*** Provided data ***

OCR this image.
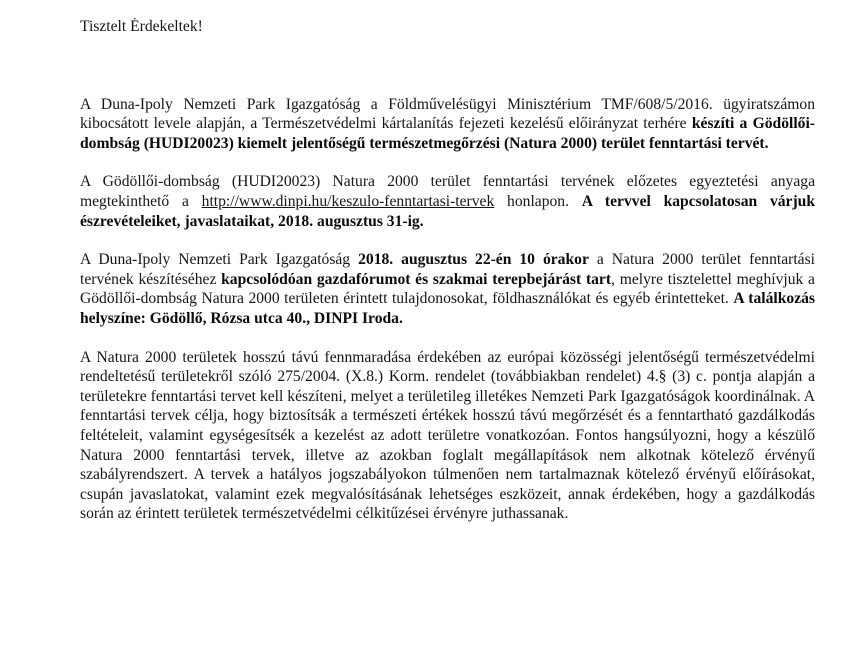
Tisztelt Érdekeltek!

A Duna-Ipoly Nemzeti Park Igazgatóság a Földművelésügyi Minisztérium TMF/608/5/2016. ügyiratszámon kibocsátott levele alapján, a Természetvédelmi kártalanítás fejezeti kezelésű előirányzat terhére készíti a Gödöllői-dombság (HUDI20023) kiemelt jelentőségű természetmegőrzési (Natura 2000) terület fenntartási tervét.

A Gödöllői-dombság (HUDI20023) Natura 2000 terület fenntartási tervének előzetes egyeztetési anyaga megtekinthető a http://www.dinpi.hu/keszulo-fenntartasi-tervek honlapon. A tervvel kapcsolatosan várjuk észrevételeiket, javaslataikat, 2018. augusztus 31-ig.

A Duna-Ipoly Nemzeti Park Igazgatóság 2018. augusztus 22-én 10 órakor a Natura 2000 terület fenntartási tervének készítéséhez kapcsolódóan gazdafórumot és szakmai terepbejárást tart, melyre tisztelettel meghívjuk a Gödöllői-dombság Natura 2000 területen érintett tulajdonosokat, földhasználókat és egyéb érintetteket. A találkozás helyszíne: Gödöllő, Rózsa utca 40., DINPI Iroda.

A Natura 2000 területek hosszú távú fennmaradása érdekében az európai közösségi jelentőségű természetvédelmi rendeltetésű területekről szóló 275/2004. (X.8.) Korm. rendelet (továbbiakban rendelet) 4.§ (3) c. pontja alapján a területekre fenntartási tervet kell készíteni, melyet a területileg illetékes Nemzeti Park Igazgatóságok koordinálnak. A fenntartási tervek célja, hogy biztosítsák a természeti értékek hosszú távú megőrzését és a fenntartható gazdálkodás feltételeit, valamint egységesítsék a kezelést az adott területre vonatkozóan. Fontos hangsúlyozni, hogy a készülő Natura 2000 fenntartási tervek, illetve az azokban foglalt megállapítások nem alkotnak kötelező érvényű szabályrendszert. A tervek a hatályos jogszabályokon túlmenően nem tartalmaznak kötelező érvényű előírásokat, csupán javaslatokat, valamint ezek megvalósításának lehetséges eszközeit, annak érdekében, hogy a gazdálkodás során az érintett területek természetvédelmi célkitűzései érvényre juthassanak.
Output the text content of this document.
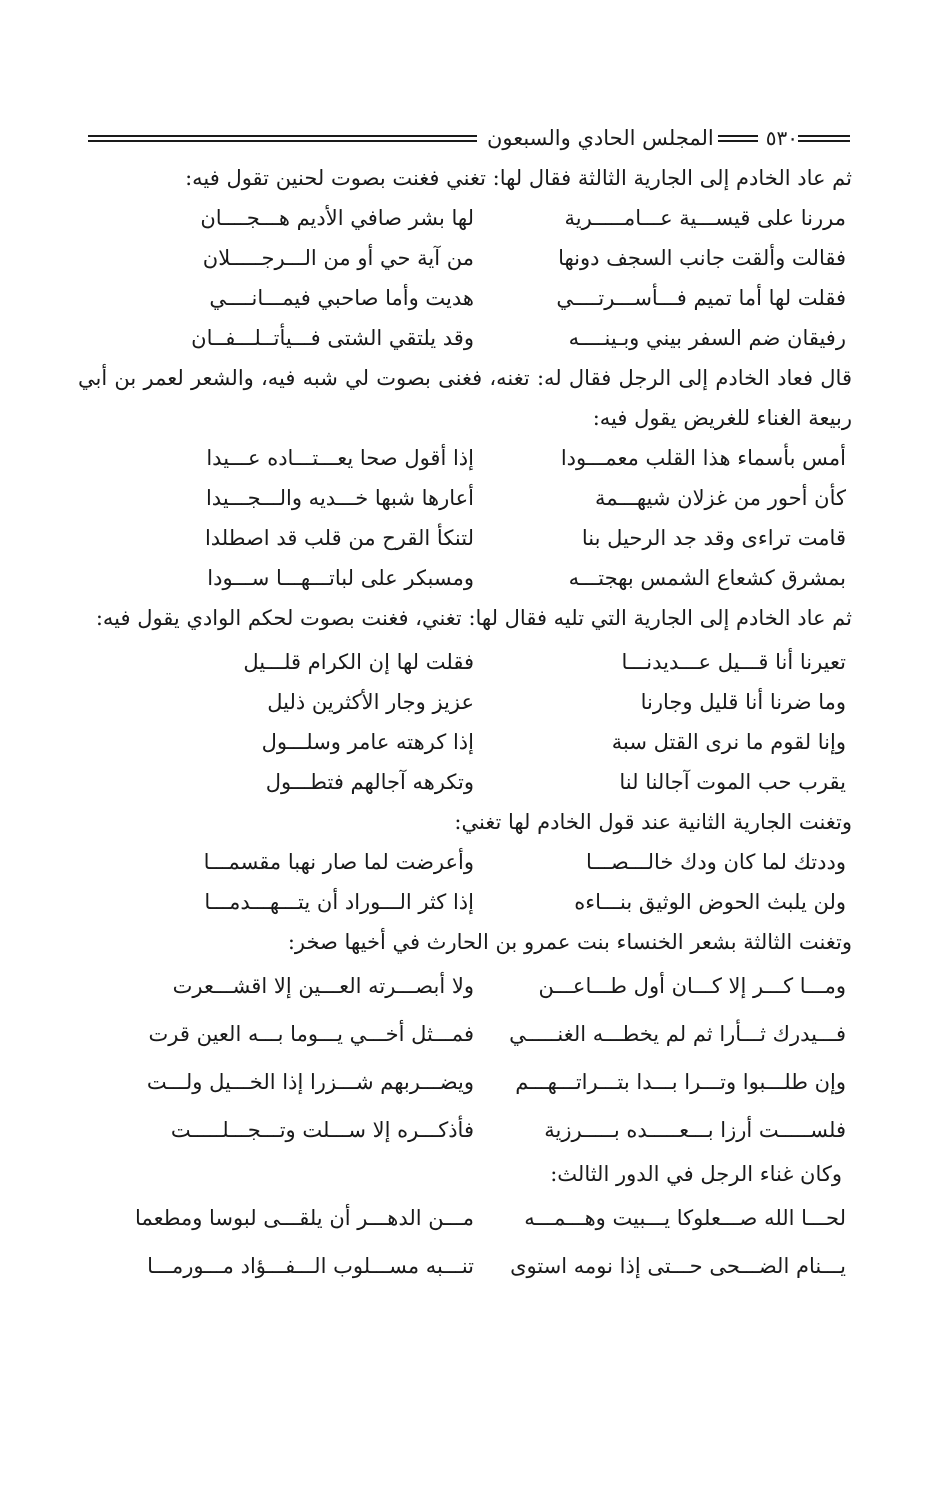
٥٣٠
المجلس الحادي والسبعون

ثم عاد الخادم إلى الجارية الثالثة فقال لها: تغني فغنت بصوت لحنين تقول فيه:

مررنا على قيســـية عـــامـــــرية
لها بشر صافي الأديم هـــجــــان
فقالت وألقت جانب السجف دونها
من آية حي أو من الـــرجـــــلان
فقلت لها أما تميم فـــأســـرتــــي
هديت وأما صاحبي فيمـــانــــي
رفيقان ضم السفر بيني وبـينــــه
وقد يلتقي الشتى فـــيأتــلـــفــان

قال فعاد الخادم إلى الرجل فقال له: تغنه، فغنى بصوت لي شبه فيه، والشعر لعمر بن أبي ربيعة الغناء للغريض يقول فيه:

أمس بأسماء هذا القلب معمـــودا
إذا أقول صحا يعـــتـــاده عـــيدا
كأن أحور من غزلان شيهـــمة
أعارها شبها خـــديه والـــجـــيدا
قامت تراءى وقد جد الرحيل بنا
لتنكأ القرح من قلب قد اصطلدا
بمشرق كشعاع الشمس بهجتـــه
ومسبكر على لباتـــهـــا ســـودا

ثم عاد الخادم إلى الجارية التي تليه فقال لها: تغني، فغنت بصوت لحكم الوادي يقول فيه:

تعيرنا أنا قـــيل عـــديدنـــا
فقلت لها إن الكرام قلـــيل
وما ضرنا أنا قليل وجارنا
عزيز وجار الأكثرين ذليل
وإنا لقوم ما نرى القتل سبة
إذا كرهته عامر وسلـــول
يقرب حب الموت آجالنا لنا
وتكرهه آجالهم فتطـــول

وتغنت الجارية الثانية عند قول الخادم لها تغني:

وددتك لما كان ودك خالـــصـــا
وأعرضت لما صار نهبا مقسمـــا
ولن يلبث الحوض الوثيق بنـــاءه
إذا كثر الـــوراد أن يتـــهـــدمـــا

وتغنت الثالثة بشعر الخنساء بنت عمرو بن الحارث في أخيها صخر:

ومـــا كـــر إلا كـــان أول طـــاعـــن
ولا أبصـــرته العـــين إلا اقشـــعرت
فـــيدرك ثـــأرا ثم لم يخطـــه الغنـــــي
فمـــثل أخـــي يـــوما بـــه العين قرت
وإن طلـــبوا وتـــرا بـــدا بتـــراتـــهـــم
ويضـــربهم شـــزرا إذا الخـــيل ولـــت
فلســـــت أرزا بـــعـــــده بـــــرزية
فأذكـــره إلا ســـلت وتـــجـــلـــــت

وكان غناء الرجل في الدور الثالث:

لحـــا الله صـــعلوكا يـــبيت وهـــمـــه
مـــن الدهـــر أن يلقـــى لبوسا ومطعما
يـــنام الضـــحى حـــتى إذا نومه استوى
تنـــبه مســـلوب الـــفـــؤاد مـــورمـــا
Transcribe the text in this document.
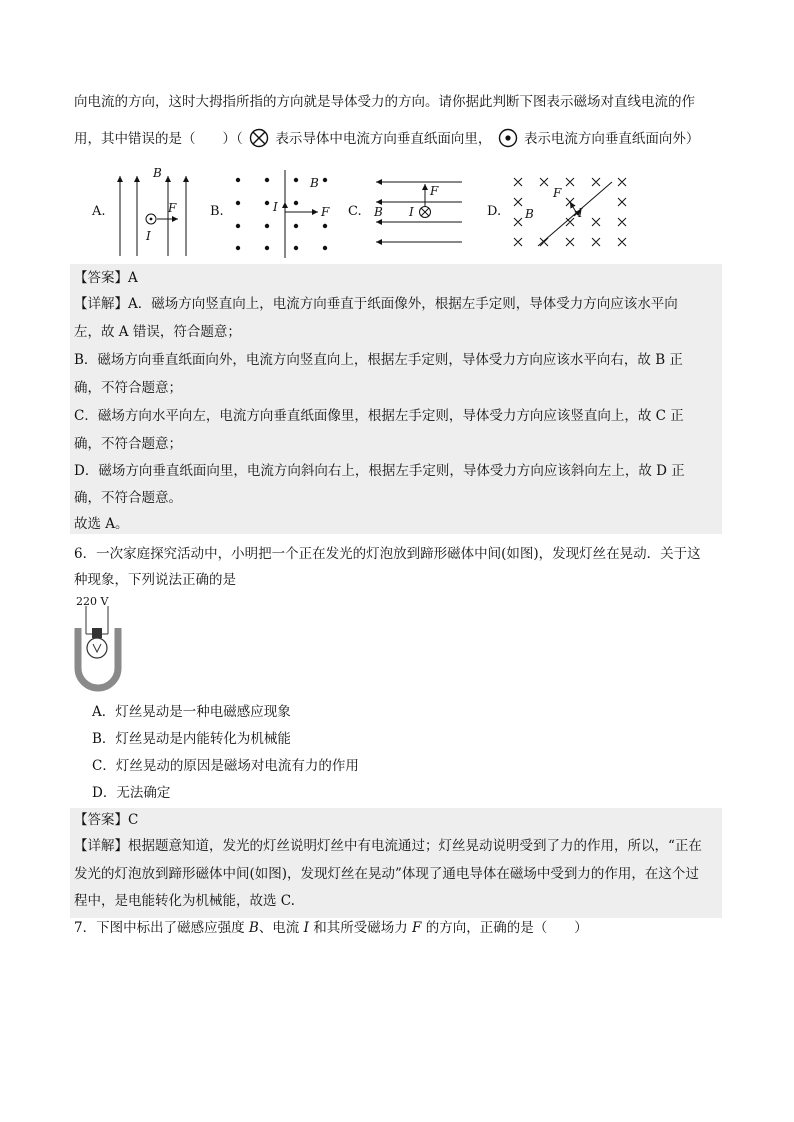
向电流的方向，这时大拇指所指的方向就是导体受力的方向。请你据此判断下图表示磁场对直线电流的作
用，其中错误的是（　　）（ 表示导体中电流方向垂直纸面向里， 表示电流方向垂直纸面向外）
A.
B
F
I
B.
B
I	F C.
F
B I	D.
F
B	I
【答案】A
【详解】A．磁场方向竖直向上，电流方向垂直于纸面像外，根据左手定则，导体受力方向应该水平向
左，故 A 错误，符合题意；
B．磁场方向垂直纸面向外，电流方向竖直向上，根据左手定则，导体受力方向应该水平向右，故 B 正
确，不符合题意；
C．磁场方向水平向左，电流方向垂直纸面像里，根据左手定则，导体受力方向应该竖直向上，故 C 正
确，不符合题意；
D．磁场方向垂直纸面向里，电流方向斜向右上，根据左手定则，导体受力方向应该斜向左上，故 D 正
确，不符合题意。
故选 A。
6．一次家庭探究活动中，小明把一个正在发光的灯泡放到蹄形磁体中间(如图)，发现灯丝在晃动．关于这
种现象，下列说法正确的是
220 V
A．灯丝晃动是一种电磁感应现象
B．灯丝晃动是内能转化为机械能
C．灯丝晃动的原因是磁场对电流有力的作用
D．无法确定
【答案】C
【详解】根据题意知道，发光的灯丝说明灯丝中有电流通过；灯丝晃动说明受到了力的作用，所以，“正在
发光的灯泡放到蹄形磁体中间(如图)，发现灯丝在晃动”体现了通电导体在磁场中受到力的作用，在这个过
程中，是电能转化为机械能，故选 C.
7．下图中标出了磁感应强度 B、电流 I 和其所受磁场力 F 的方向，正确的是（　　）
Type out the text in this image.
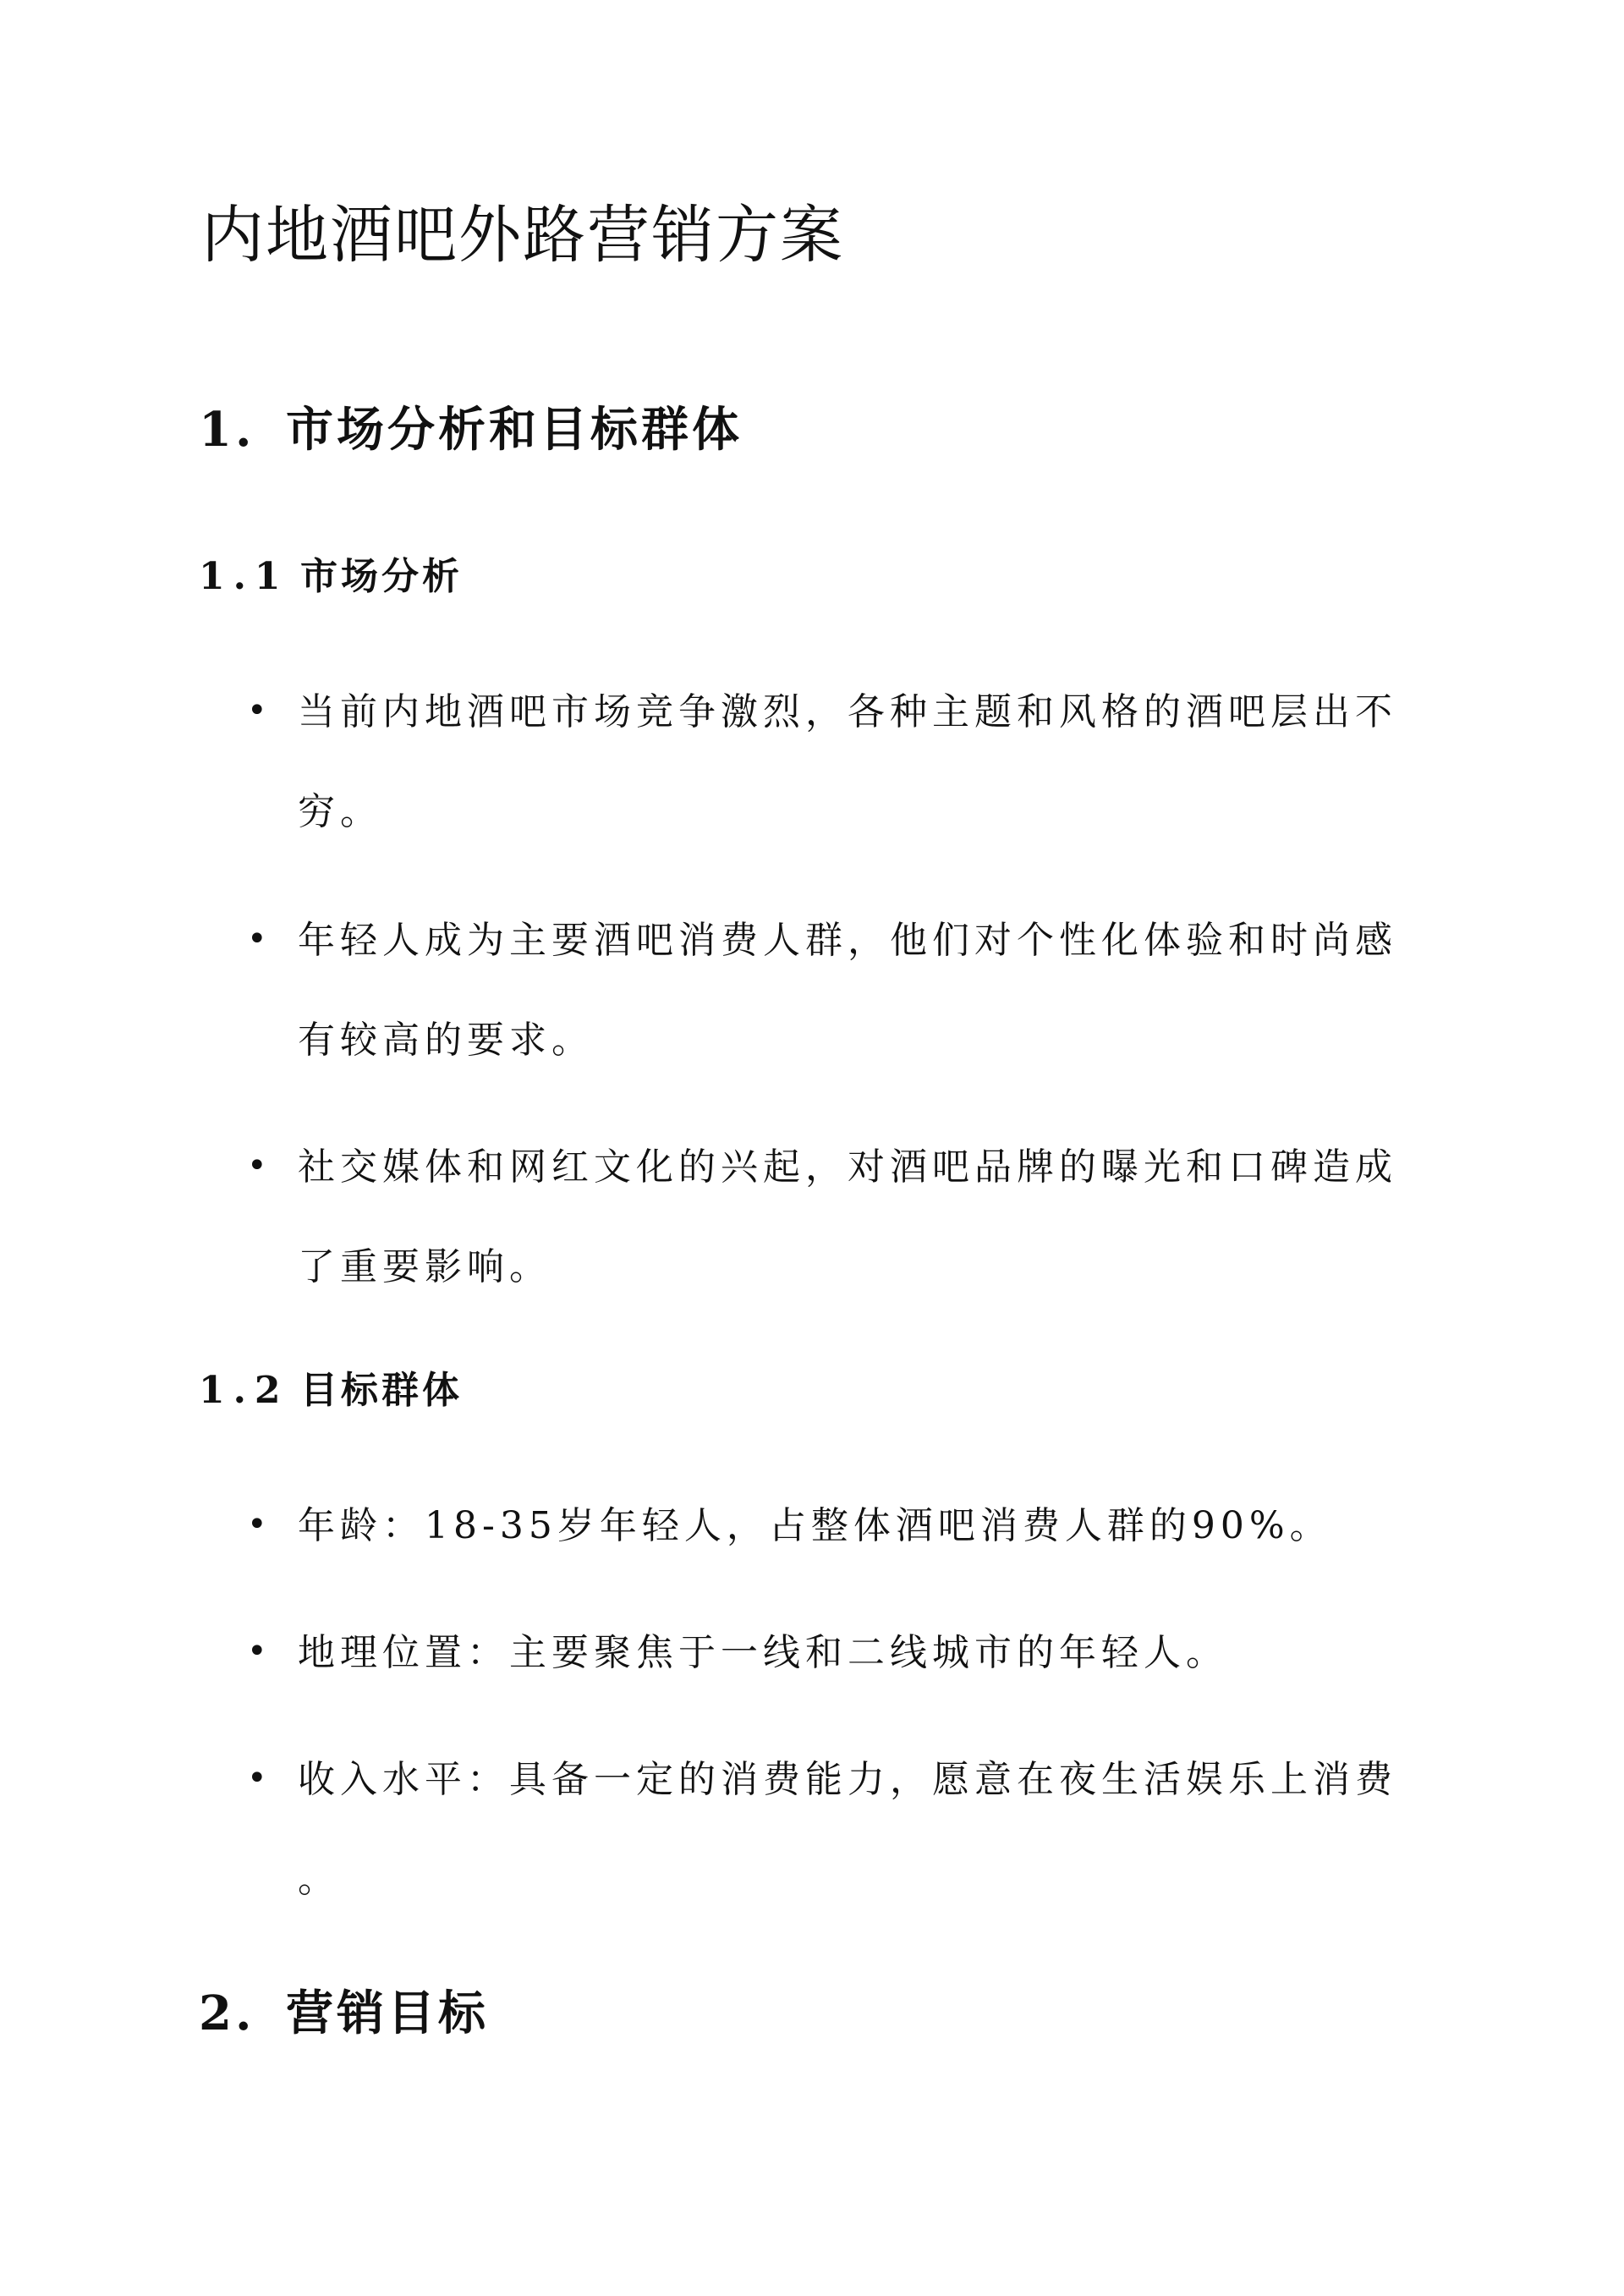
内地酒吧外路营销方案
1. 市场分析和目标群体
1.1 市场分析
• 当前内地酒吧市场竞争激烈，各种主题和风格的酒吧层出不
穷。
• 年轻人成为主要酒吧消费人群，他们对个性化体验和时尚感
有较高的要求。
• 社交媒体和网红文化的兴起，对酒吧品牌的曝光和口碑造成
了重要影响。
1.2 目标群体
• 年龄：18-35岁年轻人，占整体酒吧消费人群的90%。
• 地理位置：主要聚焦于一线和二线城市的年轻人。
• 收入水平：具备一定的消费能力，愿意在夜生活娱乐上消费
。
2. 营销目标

***

- **Set exercise**
Take the line that contains "Type out the text in this image." and all lines after it to the end of the material above, and copy them verbatim without any images.

- **Solution for this exercise**
Type out the text in this image.
内地酒吧外路营销方案
1. 市场分析和目标群体
1.1 市场分析
• 当前内地酒吧市场竞争激烈，各种主题和风格的酒吧层出不
穷。
• 年轻人成为主要酒吧消费人群，他们对个性化体验和时尚感
有较高的要求。
• 社交媒体和网红文化的兴起，对酒吧品牌的曝光和口碑造成
了重要影响。
1.2 目标群体
• 年龄：18-35岁年轻人，占整体酒吧消费人群的90%。
• 地理位置：主要聚焦于一线和二线城市的年轻人。
• 收入水平：具备一定的消费能力，愿意在夜生活娱乐上消费
。
2. 营销目标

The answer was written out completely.